** Brief A **
In the news report on the Assange extradition ruling, how many counts do US authorities accuse Assange of?
** Brief B **
Go on with the news report on the Assange extradition ruling from where it stops.

** Study text **
******************************

US authorities accuse Australian-born Assange, 50, of 18 counts relating to WikiLeaks’ release of vast troves of confidential US military records and diplomatic cables which they said had put lives in danger.
His supporters cast Assange as an anti-establishment hero who has been victimized by the United States for exposing US wrongdoing in Afghanistan and Iraq.
The United States won an appeal against a ruling by a London District Judge that Assange should not be extradited because he would likely commit suicide in a US prison.
“The court allows the appeal,” Judge Timothy Holroyde said.
The judge said he was satisfied with a package of assurances given by the United States about the conditions of Assange’s detention including a pledge not to hold him in a so-called “ADX” maximum-security prison in Colorado and that he would be transferred to Australia to serve his sentence if convicted.
But further hurdles remain before Assange can be sent to the United States: the legal wrangling is likely to go to the Supreme Court, the final court of appeal.
Assange’s fiancee, Stella Moris, said his legal team would appeal the decision.
“How can it be fair, how can it be right, how can it be possible, to extradite Julian to the very country which plotted to kill him?” she said. “We will appeal this decision at the earliest possible moment.”

******************************

** Recorded data **

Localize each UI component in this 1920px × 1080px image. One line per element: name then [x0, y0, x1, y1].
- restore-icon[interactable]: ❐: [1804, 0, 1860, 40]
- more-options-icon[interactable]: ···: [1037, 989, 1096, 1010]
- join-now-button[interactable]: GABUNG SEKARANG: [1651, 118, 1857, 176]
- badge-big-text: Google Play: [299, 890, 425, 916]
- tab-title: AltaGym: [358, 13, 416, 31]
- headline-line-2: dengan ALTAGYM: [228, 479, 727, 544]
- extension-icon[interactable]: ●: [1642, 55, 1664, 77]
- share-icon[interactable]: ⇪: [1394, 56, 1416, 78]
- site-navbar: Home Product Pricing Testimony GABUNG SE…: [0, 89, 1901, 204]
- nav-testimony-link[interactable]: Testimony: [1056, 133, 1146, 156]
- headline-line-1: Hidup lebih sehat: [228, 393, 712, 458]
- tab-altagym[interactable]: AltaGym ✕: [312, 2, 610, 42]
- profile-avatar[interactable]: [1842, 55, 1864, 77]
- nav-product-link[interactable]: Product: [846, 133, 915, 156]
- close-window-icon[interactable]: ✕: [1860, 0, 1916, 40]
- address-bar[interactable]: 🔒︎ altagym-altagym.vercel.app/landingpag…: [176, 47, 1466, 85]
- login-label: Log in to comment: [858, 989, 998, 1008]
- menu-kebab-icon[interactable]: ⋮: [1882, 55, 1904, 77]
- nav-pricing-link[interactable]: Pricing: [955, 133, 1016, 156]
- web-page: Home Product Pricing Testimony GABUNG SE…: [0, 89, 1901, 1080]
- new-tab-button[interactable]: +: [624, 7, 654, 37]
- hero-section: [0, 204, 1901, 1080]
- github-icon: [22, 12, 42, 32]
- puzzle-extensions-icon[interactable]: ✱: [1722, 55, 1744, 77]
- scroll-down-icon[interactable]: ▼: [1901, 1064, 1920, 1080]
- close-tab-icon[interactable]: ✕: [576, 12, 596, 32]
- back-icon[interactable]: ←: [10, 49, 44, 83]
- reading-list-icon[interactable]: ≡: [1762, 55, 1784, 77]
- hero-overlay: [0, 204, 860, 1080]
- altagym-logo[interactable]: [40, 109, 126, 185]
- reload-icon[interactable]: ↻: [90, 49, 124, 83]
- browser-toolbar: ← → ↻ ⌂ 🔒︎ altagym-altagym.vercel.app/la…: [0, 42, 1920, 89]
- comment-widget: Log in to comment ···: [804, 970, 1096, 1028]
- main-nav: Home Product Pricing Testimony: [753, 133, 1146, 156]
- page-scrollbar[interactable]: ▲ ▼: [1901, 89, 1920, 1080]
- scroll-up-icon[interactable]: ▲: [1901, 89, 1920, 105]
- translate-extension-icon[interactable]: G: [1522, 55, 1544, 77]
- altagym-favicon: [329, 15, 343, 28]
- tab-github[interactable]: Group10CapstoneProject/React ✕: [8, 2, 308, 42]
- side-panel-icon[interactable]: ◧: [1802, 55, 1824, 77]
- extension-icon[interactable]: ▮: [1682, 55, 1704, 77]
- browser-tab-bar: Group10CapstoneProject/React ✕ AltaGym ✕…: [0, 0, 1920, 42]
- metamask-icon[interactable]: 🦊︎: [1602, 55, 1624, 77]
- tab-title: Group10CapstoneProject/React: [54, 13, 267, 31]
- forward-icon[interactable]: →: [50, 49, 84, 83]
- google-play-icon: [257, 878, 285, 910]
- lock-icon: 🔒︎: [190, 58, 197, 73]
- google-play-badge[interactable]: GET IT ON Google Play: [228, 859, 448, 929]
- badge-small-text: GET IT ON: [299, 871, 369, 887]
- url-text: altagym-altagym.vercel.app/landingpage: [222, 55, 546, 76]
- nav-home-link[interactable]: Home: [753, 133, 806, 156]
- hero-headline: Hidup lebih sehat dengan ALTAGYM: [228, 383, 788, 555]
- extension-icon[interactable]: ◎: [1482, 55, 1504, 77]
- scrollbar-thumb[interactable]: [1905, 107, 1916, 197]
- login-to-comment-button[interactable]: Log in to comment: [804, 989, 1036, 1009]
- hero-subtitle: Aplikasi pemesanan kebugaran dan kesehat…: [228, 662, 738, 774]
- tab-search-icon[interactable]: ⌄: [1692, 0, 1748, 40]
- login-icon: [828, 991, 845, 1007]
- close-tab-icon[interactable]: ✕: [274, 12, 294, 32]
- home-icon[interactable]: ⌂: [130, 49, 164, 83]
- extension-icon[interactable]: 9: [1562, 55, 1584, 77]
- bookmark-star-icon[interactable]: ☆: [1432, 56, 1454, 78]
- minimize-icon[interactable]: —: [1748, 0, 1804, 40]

******************************

** Written answer A **
18 counts

** Written answer B **
Judge Holroyde said the case must now be remitted to Westminster Magistrates’ Court with the direction judges send it to the British government to decide whether or not Assange should be extradited.
Assange, who denies any wrongdoing, was not in court. He remains in London’s high-security Belmarsh prison, where he has been for more than two and a half years.
WikiLeaks came to prominence when it published a US military video in 2010 showing a 2007 attack by Apache helicopters in Baghdad that killed a dozen people, including two Reuters news staff. It then released thousands of secret classified files and diplomatic cables.
US prosecutors and Western security officials regard Assange as a reckless and dangerous enemy of the state whose actions imperiled the lives of agents named in the leaked material.
His admirers have hailed Assange as a hero for exposing what they describe as abuse of power by modern states and for championing free speech.